[Stored items]
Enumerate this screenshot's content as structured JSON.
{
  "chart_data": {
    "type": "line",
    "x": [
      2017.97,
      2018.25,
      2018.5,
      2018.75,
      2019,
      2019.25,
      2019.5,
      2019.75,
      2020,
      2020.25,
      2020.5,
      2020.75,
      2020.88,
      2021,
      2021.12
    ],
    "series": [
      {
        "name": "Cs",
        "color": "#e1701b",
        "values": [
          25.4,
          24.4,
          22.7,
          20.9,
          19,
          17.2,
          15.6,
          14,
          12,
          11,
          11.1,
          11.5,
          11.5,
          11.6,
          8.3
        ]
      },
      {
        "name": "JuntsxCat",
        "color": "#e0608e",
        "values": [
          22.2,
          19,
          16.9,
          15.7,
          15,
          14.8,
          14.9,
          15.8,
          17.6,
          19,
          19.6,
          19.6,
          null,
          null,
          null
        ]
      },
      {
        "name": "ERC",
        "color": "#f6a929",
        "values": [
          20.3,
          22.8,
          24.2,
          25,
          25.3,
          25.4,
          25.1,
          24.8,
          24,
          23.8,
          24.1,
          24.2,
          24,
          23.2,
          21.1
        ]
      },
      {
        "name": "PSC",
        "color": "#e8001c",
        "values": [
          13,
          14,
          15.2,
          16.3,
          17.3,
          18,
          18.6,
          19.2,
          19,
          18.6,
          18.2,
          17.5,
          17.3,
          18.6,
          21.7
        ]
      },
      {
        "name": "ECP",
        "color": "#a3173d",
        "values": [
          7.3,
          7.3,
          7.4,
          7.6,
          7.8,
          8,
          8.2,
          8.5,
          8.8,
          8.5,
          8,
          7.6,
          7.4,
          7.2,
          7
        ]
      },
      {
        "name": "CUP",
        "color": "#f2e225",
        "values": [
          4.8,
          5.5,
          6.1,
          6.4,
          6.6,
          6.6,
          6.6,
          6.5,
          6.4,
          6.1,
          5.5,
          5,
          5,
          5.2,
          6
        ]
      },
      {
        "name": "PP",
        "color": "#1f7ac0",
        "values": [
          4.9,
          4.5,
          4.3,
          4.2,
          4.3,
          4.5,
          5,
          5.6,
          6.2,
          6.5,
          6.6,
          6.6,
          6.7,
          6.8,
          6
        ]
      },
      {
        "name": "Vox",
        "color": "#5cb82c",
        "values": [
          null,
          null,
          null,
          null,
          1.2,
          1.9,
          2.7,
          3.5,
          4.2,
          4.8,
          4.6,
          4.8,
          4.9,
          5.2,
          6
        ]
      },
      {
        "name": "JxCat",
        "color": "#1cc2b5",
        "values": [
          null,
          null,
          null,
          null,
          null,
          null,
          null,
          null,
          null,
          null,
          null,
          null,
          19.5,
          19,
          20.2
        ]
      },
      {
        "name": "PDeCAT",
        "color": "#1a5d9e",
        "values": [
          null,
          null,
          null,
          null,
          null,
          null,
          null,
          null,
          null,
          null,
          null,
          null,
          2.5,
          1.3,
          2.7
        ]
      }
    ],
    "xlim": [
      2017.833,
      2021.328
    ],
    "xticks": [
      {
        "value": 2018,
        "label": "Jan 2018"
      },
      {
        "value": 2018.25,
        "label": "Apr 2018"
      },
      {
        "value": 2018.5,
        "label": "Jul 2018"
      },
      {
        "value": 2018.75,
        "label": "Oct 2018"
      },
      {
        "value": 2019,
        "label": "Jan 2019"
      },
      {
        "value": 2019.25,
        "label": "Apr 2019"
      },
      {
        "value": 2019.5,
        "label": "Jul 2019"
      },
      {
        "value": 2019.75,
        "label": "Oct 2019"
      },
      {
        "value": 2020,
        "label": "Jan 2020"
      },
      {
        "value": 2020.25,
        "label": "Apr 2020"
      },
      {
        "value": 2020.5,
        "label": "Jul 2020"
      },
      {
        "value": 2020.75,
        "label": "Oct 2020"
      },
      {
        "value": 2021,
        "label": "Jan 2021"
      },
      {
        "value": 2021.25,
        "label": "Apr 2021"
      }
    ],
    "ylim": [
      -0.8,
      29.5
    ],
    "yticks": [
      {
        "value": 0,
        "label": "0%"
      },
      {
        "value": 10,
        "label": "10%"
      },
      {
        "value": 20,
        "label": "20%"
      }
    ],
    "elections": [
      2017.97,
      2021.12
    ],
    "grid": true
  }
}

● Instructions to follow
Transcribe the material above in its entirety. Match it exactly.

● Response to this task
Enumerate this screenshot's content as structured JSON.
{
  "chart_data": {
    "type": "line",
    "x": [
      2017.97,
      2018.25,
      2018.5,
      2018.75,
      2019,
      2019.25,
      2019.5,
      2019.75,
      2020,
      2020.25,
      2020.5,
      2020.75,
      2020.88,
      2021,
      2021.12
    ],
    "series": [
      {
        "name": "Cs",
        "color": "#e1701b",
        "values": [
          25.4,
          24.4,
          22.7,
          20.9,
          19,
          17.2,
          15.6,
          14,
          12,
          11,
          11.1,
          11.5,
          11.5,
          11.6,
          8.3
        ]
      },
      {
        "name": "JuntsxCat",
        "color": "#e0608e",
        "values": [
          22.2,
          19,
          16.9,
          15.7,
          15,
          14.8,
          14.9,
          15.8,
          17.6,
          19,
          19.6,
          19.6,
          null,
          null,
          null
        ]
      },
      {
        "name": "ERC",
        "color": "#f6a929",
        "values": [
          20.3,
          22.8,
          24.2,
          25,
          25.3,
          25.4,
          25.1,
          24.8,
          24,
          23.8,
          24.1,
          24.2,
          24,
          23.2,
          21.1
        ]
      },
      {
        "name": "PSC",
        "color": "#e8001c",
        "values": [
          13,
          14,
          15.2,
          16.3,
          17.3,
          18,
          18.6,
          19.2,
          19,
          18.6,
          18.2,
          17.5,
          17.3,
          18.6,
          21.7
        ]
      },
      {
        "name": "ECP",
        "color": "#a3173d",
        "values": [
          7.3,
          7.3,
          7.4,
          7.6,
          7.8,
          8,
          8.2,
          8.5,
          8.8,
          8.5,
          8,
          7.6,
          7.4,
          7.2,
          7
        ]
      },
      {
        "name": "CUP",
        "color": "#f2e225",
        "values": [
          4.8,
          5.5,
          6.1,
          6.4,
          6.6,
          6.6,
          6.6,
          6.5,
          6.4,
          6.1,
          5.5,
          5,
          5,
          5.2,
          6
        ]
      },
      {
        "name": "PP",
        "color": "#1f7ac0",
        "values": [
          4.9,
          4.5,
          4.3,
          4.2,
          4.3,
          4.5,
          5,
          5.6,
          6.2,
          6.5,
          6.6,
          6.6,
          6.7,
          6.8,
          6
        ]
      },
      {
        "name": "Vox",
        "color": "#5cb82c",
        "values": [
          null,
          null,
          null,
          null,
          1.2,
          1.9,
          2.7,
          3.5,
          4.2,
          4.8,
          4.6,
          4.8,
          4.9,
          5.2,
          6
        ]
      },
      {
        "name": "JxCat",
        "color": "#1cc2b5",
        "values": [
          null,
          null,
          null,
          null,
          null,
          null,
          null,
          null,
          null,
          null,
          null,
          null,
          19.5,
          19,
          20.2
        ]
      },
      {
        "name": "PDeCAT",
        "color": "#1a5d9e",
        "values": [
          null,
          null,
          null,
          null,
          null,
          null,
          null,
          null,
          null,
          null,
          null,
          null,
          2.5,
          1.3,
          2.7
        ]
      }
    ],
    "xlim": [
      2017.833,
      2021.328
    ],
    "xticks": [
      {
        "value": 2018,
        "label": "Jan 2018"
      },
      {
        "value": 2018.25,
        "label": "Apr 2018"
      },
      {
        "value": 2018.5,
        "label": "Jul 2018"
      },
      {
        "value": 2018.75,
        "label": "Oct 2018"
      },
      {
        "value": 2019,
        "label": "Jan 2019"
      },
      {
        "value": 2019.25,
        "label": "Apr 2019"
      },
      {
        "value": 2019.5,
        "label": "Jul 2019"
      },
      {
        "value": 2019.75,
        "label": "Oct 2019"
      },
      {
        "value": 2020,
        "label": "Jan 2020"
      },
      {
        "value": 2020.25,
        "label": "Apr 2020"
      },
      {
        "value": 2020.5,
        "label": "Jul 2020"
      },
      {
        "value": 2020.75,
        "label": "Oct 2020"
      },
      {
        "value": 2021,
        "label": "Jan 2021"
      },
      {
        "value": 2021.25,
        "label": "Apr 2021"
      }
    ],
    "ylim": [
      -0.8,
      29.5
    ],
    "yticks": [
      {
        "value": 0,
        "label": "0%"
      },
      {
        "value": 10,
        "label": "10%"
      },
      {
        "value": 20,
        "label": "20%"
      }
    ],
    "elections": [
      2017.97,
      2021.12
    ],
    "grid": true
  }
}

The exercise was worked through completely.